**INPUT ROWS:**

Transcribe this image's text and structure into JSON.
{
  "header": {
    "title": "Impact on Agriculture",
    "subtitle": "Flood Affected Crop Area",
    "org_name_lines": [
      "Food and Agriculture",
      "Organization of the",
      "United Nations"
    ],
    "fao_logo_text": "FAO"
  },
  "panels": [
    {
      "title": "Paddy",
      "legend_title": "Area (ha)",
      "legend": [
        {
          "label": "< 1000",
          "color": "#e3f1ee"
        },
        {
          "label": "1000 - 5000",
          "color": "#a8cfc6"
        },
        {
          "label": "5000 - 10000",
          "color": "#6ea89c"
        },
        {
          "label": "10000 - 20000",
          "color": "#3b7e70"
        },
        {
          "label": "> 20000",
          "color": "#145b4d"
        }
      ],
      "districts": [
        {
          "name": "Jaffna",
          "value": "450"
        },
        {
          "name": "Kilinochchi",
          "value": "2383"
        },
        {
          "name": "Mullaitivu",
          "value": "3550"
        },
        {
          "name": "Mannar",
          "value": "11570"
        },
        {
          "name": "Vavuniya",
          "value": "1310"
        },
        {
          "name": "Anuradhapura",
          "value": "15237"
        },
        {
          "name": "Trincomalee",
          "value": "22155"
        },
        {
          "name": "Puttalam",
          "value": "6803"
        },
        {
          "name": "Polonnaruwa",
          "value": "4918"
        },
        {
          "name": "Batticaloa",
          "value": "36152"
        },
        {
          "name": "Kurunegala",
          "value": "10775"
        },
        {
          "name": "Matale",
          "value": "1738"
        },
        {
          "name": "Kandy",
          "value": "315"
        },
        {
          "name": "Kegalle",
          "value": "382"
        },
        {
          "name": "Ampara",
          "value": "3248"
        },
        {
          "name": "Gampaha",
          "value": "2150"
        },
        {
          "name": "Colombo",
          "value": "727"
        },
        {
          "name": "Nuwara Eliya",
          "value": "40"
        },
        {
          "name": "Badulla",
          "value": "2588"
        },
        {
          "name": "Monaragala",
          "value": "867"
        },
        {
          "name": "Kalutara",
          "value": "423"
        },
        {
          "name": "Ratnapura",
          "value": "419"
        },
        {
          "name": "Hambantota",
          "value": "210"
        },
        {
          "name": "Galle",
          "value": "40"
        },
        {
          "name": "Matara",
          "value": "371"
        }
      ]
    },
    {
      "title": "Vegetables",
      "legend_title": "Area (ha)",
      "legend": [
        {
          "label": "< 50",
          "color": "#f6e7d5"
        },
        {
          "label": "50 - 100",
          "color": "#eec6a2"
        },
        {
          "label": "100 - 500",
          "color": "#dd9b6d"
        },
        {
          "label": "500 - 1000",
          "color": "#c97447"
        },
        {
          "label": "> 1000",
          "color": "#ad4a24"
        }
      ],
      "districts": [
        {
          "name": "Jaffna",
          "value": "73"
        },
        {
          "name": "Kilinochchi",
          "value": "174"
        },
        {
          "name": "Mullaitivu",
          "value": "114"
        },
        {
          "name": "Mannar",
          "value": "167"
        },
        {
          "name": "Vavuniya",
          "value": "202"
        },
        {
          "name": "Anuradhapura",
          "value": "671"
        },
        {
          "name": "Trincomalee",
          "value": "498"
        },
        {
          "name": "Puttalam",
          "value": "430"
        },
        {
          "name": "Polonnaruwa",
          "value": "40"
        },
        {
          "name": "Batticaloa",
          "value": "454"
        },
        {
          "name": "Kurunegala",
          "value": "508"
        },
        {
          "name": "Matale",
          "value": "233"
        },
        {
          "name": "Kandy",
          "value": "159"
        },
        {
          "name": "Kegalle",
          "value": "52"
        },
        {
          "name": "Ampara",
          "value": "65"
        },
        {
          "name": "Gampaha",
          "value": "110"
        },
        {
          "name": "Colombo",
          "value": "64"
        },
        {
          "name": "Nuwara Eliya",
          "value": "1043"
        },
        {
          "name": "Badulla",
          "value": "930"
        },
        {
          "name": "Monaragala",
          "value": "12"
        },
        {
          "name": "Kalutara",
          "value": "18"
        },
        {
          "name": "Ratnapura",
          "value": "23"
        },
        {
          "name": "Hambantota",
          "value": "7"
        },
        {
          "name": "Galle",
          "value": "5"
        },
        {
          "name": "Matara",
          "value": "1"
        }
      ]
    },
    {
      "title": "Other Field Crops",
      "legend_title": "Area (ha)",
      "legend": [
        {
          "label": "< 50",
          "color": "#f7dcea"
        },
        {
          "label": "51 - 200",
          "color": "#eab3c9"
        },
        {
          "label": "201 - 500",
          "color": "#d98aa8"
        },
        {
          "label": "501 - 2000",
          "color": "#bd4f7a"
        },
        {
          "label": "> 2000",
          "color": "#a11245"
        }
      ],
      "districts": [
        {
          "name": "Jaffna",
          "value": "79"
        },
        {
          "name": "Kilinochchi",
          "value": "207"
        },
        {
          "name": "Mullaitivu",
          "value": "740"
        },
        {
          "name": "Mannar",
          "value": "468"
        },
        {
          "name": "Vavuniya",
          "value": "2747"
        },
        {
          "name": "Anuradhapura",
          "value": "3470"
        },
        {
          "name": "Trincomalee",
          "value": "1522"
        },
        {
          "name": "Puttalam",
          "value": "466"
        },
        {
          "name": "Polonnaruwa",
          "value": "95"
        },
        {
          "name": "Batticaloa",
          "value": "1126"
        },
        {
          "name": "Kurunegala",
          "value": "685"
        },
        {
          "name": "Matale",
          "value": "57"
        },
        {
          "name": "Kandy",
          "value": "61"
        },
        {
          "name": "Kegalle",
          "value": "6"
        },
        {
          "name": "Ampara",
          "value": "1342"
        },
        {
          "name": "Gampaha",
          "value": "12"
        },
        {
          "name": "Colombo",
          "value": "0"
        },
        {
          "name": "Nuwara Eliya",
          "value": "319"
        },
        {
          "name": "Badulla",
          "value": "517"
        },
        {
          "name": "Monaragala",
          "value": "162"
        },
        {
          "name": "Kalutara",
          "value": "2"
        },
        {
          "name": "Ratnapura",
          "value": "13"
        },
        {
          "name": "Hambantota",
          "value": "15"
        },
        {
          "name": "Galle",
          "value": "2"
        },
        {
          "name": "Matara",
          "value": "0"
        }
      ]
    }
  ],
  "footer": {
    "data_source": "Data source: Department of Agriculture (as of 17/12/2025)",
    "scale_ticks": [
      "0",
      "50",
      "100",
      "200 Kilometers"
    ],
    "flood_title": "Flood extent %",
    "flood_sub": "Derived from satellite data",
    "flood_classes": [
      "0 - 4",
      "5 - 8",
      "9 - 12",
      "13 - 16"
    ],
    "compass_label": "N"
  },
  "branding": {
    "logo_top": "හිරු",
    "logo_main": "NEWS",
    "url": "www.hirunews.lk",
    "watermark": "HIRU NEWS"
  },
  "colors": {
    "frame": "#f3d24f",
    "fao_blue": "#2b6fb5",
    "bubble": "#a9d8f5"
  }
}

**WHAT THE TASK ASKS:**
Write out the entries above word for word.

**PROBLEM SOLUTION:**
Transcribe this image's text and structure into JSON.
{
  "header": {
    "title": "Impact on Agriculture",
    "subtitle": "Flood Affected Crop Area",
    "org_name_lines": [
      "Food and Agriculture",
      "Organization of the",
      "United Nations"
    ],
    "fao_logo_text": "FAO"
  },
  "panels": [
    {
      "title": "Paddy",
      "legend_title": "Area (ha)",
      "legend": [
        {
          "label": "< 1000",
          "color": "#e3f1ee"
        },
        {
          "label": "1000 - 5000",
          "color": "#a8cfc6"
        },
        {
          "label": "5000 - 10000",
          "color": "#6ea89c"
        },
        {
          "label": "10000 - 20000",
          "color": "#3b7e70"
        },
        {
          "label": "> 20000",
          "color": "#145b4d"
        }
      ],
      "districts": [
        {
          "name": "Jaffna",
          "value": "450"
        },
        {
          "name": "Kilinochchi",
          "value": "2383"
        },
        {
          "name": "Mullaitivu",
          "value": "3550"
        },
        {
          "name": "Mannar",
          "value": "11570"
        },
        {
          "name": "Vavuniya",
          "value": "1310"
        },
        {
          "name": "Anuradhapura",
          "value": "15237"
        },
        {
          "name": "Trincomalee",
          "value": "22155"
        },
        {
          "name": "Puttalam",
          "value": "6803"
        },
        {
          "name": "Polonnaruwa",
          "value": "4918"
        },
        {
          "name": "Batticaloa",
          "value": "36152"
        },
        {
          "name": "Kurunegala",
          "value": "10775"
        },
        {
          "name": "Matale",
          "value": "1738"
        },
        {
          "name": "Kandy",
          "value": "315"
        },
        {
          "name": "Kegalle",
          "value": "382"
        },
        {
          "name": "Ampara",
          "value": "3248"
        },
        {
          "name": "Gampaha",
          "value": "2150"
        },
        {
          "name": "Colombo",
          "value": "727"
        },
        {
          "name": "Nuwara Eliya",
          "value": "40"
        },
        {
          "name": "Badulla",
          "value": "2588"
        },
        {
          "name": "Monaragala",
          "value": "867"
        },
        {
          "name": "Kalutara",
          "value": "423"
        },
        {
          "name": "Ratnapura",
          "value": "419"
        },
        {
          "name": "Hambantota",
          "value": "210"
        },
        {
          "name": "Galle",
          "value": "40"
        },
        {
          "name": "Matara",
          "value": "371"
        }
      ]
    },
    {
      "title": "Vegetables",
      "legend_title": "Area (ha)",
      "legend": [
        {
          "label": "< 50",
          "color": "#f6e7d5"
        },
        {
          "label": "50 - 100",
          "color": "#eec6a2"
        },
        {
          "label": "100 - 500",
          "color": "#dd9b6d"
        },
        {
          "label": "500 - 1000",
          "color": "#c97447"
        },
        {
          "label": "> 1000",
          "color": "#ad4a24"
        }
      ],
      "districts": [
        {
          "name": "Jaffna",
          "value": "73"
        },
        {
          "name": "Kilinochchi",
          "value": "174"
        },
        {
          "name": "Mullaitivu",
          "value": "114"
        },
        {
          "name": "Mannar",
          "value": "167"
        },
        {
          "name": "Vavuniya",
          "value": "202"
        },
        {
          "name": "Anuradhapura",
          "value": "671"
        },
        {
          "name": "Trincomalee",
          "value": "498"
        },
        {
          "name": "Puttalam",
          "value": "430"
        },
        {
          "name": "Polonnaruwa",
          "value": "40"
        },
        {
          "name": "Batticaloa",
          "value": "454"
        },
        {
          "name": "Kurunegala",
          "value": "508"
        },
        {
          "name": "Matale",
          "value": "233"
        },
        {
          "name": "Kandy",
          "value": "159"
        },
        {
          "name": "Kegalle",
          "value": "52"
        },
        {
          "name": "Ampara",
          "value": "65"
        },
        {
          "name": "Gampaha",
          "value": "110"
        },
        {
          "name": "Colombo",
          "value": "64"
        },
        {
          "name": "Nuwara Eliya",
          "value": "1043"
        },
        {
          "name": "Badulla",
          "value": "930"
        },
        {
          "name": "Monaragala",
          "value": "12"
        },
        {
          "name": "Kalutara",
          "value": "18"
        },
        {
          "name": "Ratnapura",
          "value": "23"
        },
        {
          "name": "Hambantota",
          "value": "7"
        },
        {
          "name": "Galle",
          "value": "5"
        },
        {
          "name": "Matara",
          "value": "1"
        }
      ]
    },
    {
      "title": "Other Field Crops",
      "legend_title": "Area (ha)",
      "legend": [
        {
          "label": "< 50",
          "color": "#f7dcea"
        },
        {
          "label": "51 - 200",
          "color": "#eab3c9"
        },
        {
          "label": "201 - 500",
          "color": "#d98aa8"
        },
        {
          "label": "501 - 2000",
          "color": "#bd4f7a"
        },
        {
          "label": "> 2000",
          "color": "#a11245"
        }
      ],
      "districts": [
        {
          "name": "Jaffna",
          "value": "79"
        },
        {
          "name": "Kilinochchi",
          "value": "207"
        },
        {
          "name": "Mullaitivu",
          "value": "740"
        },
        {
          "name": "Mannar",
          "value": "468"
        },
        {
          "name": "Vavuniya",
          "value": "2747"
        },
        {
          "name": "Anuradhapura",
          "value": "3470"
        },
        {
          "name": "Trincomalee",
          "value": "1522"
        },
        {
          "name": "Puttalam",
          "value": "466"
        },
        {
          "name": "Polonnaruwa",
          "value": "95"
        },
        {
          "name": "Batticaloa",
          "value": "1126"
        },
        {
          "name": "Kurunegala",
          "value": "685"
        },
        {
          "name": "Matale",
          "value": "57"
        },
        {
          "name": "Kandy",
          "value": "61"
        },
        {
          "name": "Kegalle",
          "value": "6"
        },
        {
          "name": "Ampara",
          "value": "1342"
        },
        {
          "name": "Gampaha",
          "value": "12"
        },
        {
          "name": "Colombo",
          "value": "0"
        },
        {
          "name": "Nuwara Eliya",
          "value": "319"
        },
        {
          "name": "Badulla",
          "value": "517"
        },
        {
          "name": "Monaragala",
          "value": "162"
        },
        {
          "name": "Kalutara",
          "value": "2"
        },
        {
          "name": "Ratnapura",
          "value": "13"
        },
        {
          "name": "Hambantota",
          "value": "15"
        },
        {
          "name": "Galle",
          "value": "2"
        },
        {
          "name": "Matara",
          "value": "0"
        }
      ]
    }
  ],
  "footer": {
    "data_source": "Data source: Department of Agriculture (as of 17/12/2025)",
    "scale_ticks": [
      "0",
      "50",
      "100",
      "200 Kilometers"
    ],
    "flood_title": "Flood extent %",
    "flood_sub": "Derived from satellite data",
    "flood_classes": [
      "0 - 4",
      "5 - 8",
      "9 - 12",
      "13 - 16"
    ],
    "compass_label": "N"
  },
  "branding": {
    "logo_top": "හිරු",
    "logo_main": "NEWS",
    "url": "www.hirunews.lk",
    "watermark": "HIRU NEWS"
  },
  "colors": {
    "frame": "#f3d24f",
    "fao_blue": "#2b6fb5",
    "bubble": "#a9d8f5"
  }
}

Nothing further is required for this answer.